(Data tied to figure images)
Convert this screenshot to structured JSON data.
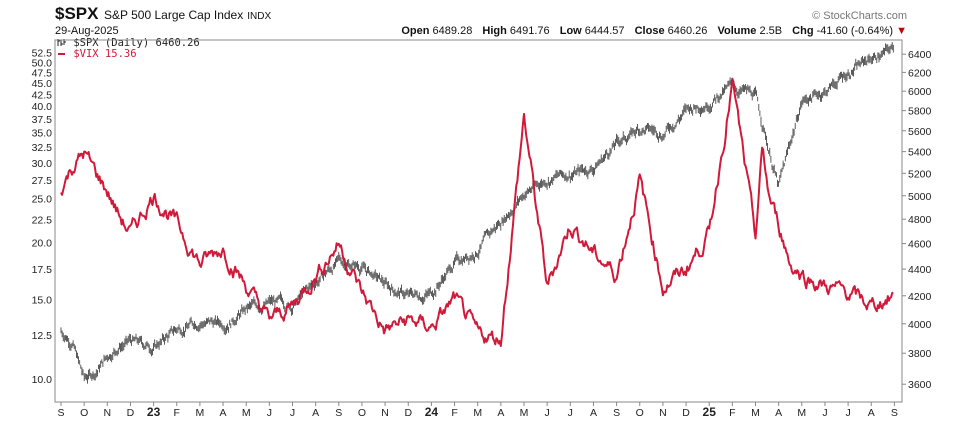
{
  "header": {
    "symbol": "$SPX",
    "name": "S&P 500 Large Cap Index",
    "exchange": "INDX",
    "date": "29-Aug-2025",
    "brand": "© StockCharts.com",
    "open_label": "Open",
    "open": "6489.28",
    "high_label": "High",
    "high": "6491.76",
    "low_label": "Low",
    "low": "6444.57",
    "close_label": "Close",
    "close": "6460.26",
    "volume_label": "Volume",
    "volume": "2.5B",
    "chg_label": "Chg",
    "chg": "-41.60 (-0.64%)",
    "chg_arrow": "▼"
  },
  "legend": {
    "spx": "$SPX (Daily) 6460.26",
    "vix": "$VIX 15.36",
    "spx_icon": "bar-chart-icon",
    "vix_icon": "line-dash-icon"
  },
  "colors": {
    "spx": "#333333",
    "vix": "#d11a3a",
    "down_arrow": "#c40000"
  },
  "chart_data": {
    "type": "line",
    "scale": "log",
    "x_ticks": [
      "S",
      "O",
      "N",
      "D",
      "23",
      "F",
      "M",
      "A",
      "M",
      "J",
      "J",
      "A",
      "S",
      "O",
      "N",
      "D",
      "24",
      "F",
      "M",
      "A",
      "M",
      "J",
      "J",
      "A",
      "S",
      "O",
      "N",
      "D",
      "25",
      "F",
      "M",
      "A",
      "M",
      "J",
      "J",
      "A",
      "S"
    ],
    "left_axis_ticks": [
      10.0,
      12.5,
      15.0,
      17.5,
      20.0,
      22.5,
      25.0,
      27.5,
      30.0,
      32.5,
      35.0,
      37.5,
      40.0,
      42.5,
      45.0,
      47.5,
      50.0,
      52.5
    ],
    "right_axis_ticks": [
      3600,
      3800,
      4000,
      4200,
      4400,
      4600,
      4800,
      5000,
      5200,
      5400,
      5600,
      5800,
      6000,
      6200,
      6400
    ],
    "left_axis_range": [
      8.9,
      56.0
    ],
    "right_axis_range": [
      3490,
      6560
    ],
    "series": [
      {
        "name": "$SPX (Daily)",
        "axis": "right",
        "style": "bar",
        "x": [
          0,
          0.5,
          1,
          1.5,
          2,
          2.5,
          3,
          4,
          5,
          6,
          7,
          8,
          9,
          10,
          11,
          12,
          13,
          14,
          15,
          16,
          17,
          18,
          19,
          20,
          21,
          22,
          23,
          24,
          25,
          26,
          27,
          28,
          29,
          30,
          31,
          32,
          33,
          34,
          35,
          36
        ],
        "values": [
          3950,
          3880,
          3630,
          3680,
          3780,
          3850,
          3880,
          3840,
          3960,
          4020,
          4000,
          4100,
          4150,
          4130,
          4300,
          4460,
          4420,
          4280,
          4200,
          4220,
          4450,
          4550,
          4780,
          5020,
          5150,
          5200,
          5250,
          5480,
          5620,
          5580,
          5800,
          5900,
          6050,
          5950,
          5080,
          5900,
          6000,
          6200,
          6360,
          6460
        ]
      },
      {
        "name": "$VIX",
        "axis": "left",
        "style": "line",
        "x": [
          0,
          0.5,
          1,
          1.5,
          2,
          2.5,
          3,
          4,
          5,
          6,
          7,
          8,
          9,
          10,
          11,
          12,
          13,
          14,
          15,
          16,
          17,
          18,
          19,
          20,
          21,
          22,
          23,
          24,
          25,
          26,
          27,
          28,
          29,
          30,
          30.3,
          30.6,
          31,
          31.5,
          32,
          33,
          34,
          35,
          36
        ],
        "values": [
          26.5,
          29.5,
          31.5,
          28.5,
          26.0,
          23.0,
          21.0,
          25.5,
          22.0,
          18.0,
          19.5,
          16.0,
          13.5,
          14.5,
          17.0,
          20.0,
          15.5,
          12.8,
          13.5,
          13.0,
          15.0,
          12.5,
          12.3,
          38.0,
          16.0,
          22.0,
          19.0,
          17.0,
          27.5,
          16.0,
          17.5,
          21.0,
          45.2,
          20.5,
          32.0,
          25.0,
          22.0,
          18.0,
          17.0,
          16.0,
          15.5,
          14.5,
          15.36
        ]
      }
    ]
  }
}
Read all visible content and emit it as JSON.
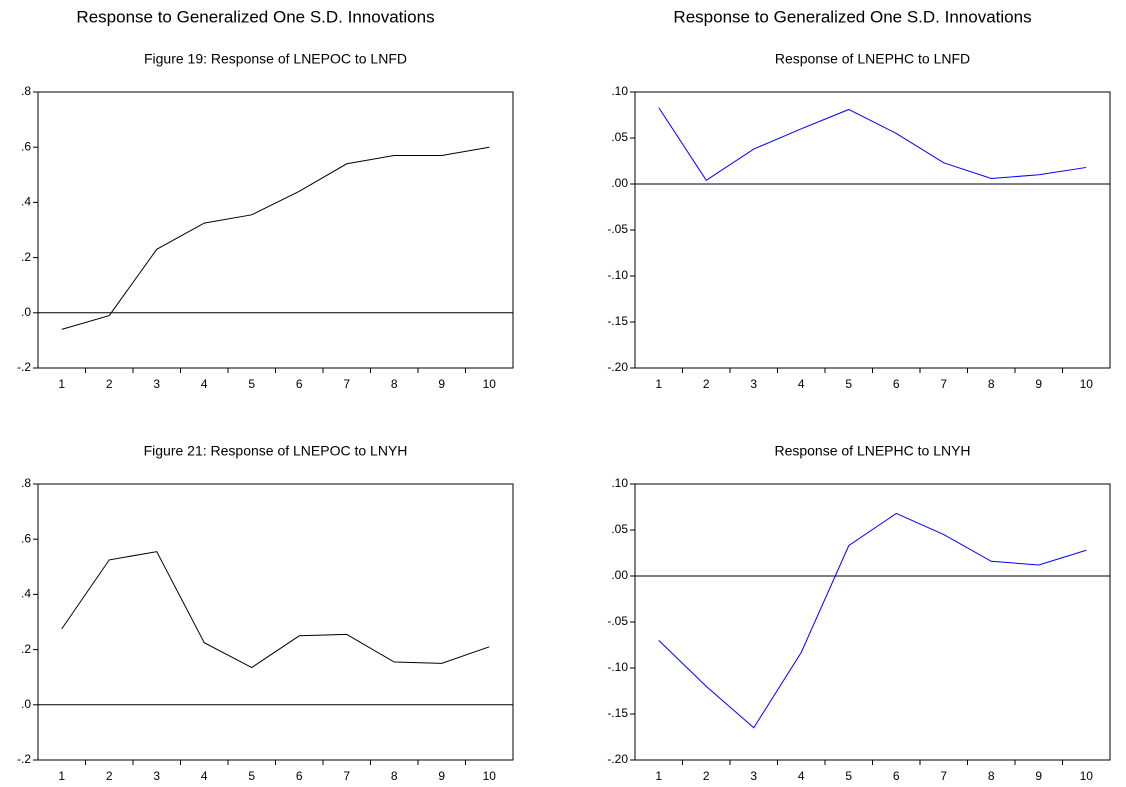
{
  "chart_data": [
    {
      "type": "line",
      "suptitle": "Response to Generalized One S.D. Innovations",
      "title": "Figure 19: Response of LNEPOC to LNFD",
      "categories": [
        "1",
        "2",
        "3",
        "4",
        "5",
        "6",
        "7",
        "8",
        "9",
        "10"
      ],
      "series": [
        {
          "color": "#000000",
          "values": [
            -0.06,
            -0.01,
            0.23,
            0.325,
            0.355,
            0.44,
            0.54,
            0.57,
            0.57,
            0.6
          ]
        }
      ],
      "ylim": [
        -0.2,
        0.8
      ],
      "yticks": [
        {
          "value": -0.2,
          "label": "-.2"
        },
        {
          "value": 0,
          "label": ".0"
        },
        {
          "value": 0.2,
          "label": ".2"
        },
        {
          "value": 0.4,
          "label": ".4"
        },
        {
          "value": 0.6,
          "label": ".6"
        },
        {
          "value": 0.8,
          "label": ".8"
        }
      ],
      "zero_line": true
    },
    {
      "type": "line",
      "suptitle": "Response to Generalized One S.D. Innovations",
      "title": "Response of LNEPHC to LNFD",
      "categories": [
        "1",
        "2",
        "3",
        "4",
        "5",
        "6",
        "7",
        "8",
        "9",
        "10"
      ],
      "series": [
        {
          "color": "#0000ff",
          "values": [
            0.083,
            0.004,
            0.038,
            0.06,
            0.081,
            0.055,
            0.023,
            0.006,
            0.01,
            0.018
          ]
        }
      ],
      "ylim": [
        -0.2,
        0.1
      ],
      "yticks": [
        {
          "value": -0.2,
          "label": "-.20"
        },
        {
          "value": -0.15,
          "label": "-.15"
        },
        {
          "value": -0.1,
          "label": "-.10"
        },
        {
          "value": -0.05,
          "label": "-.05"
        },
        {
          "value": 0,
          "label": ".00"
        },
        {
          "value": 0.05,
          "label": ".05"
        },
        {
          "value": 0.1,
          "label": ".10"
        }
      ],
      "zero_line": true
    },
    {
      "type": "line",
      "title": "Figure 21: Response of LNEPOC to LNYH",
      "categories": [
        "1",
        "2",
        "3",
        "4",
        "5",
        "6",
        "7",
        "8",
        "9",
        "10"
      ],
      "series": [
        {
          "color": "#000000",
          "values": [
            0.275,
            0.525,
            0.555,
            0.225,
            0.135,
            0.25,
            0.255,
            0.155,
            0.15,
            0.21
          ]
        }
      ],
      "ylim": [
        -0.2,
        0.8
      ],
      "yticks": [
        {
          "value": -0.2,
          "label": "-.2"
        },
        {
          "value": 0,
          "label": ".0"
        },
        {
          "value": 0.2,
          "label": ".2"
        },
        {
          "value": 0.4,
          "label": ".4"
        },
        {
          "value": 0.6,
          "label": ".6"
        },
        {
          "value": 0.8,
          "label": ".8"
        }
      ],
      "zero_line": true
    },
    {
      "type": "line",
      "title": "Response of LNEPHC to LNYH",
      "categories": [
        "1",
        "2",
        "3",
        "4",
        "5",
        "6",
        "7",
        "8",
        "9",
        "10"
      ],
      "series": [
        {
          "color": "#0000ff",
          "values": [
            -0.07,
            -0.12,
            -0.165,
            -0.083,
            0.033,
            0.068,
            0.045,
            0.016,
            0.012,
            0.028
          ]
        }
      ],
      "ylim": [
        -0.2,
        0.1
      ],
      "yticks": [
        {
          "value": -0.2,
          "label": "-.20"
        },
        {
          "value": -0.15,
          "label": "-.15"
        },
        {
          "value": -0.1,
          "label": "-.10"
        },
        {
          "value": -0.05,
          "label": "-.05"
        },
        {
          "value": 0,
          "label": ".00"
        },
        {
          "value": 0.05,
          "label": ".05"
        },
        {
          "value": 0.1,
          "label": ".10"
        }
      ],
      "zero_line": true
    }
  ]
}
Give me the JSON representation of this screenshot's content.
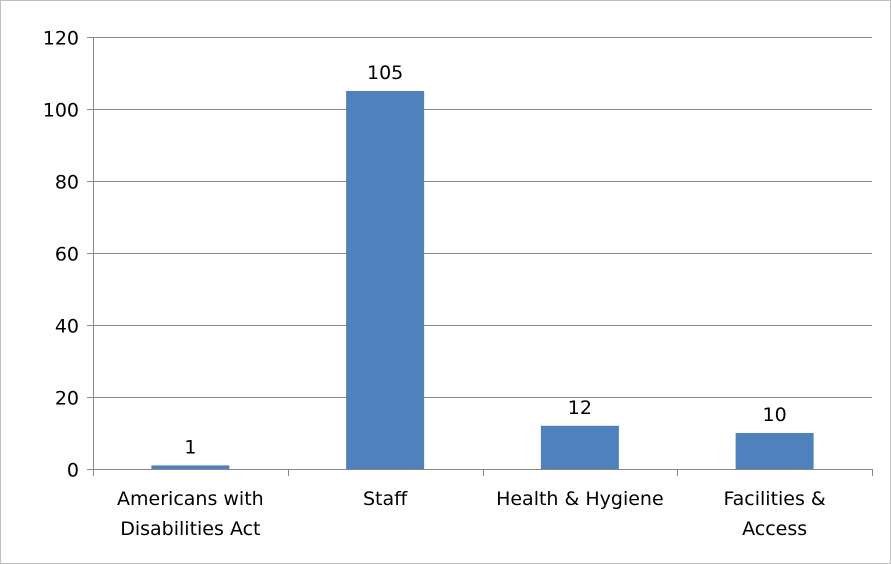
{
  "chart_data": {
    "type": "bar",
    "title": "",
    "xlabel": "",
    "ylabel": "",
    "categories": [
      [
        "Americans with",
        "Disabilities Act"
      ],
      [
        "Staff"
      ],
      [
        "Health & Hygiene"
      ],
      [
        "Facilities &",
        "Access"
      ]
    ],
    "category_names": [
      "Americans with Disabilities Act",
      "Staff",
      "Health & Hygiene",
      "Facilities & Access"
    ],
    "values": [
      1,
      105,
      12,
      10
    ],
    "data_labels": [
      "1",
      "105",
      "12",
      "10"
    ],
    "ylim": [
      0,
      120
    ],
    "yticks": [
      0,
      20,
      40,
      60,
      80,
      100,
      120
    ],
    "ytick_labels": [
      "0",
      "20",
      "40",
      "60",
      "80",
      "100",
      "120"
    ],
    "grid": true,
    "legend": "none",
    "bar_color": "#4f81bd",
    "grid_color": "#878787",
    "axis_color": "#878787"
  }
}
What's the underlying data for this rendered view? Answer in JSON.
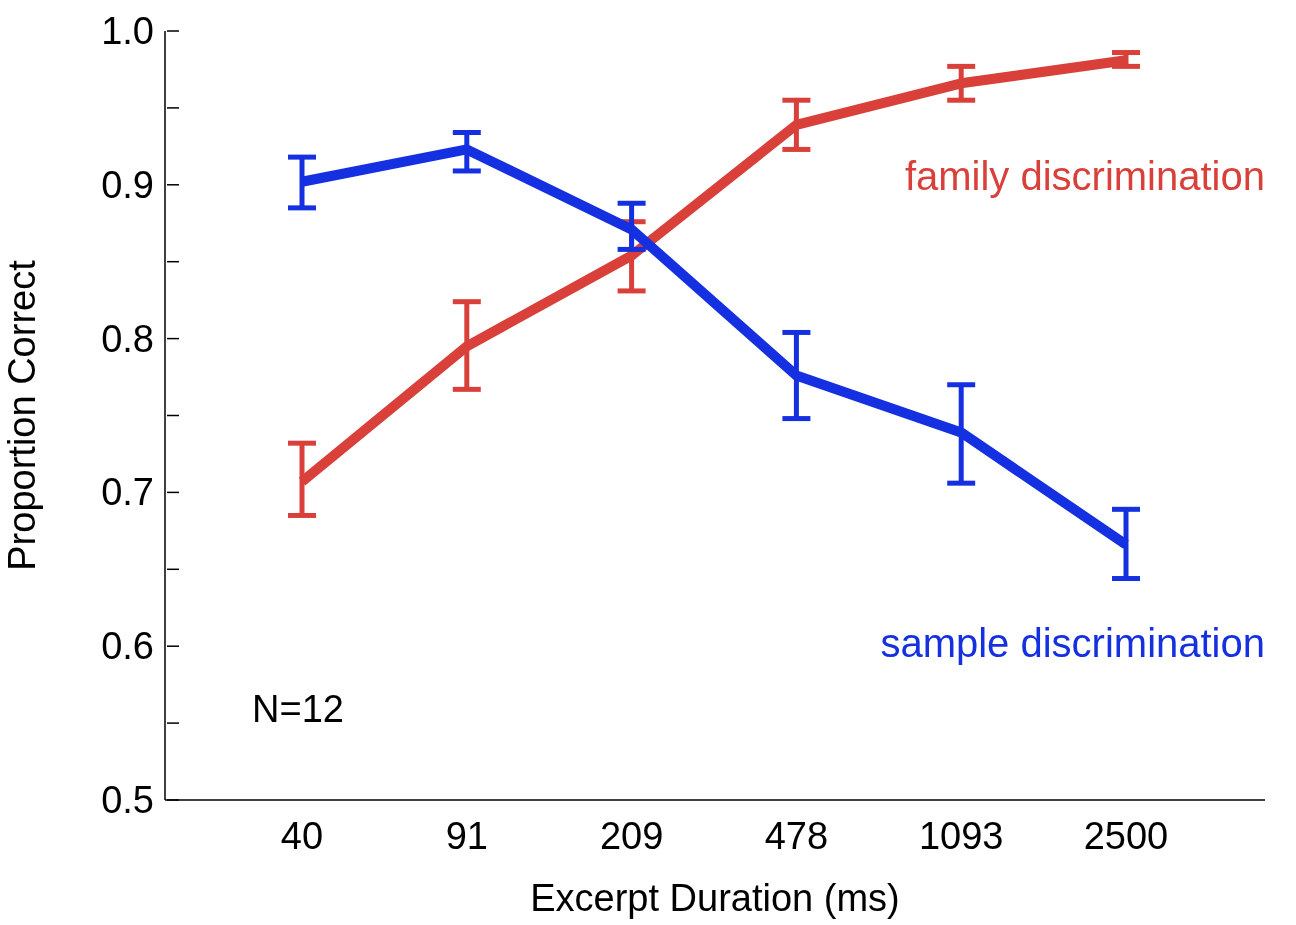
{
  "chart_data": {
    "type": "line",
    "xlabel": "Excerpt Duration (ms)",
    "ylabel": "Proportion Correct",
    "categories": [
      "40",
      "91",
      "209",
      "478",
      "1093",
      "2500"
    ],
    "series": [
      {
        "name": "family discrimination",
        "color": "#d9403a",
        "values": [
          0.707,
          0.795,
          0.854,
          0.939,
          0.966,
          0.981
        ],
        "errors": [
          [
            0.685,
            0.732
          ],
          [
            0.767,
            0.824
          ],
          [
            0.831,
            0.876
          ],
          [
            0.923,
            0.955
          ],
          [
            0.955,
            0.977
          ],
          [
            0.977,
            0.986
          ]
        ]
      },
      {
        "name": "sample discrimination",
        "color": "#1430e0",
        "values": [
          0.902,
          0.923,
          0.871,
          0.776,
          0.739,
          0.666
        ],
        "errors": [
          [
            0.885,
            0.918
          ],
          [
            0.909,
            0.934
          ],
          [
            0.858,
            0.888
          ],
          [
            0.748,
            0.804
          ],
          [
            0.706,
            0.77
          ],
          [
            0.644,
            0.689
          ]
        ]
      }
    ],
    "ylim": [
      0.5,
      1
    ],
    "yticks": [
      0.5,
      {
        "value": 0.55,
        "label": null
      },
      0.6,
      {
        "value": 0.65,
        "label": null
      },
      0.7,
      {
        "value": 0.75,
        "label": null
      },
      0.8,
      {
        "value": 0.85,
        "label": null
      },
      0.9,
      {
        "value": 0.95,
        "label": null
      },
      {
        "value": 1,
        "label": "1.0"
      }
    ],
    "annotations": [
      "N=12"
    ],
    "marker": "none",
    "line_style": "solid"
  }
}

**PROBLEM DESCRIPTION:**
A number is the only answer here: how many lines of the material above contain "LNYH"?

**COMPLETE RESPONSE:**
2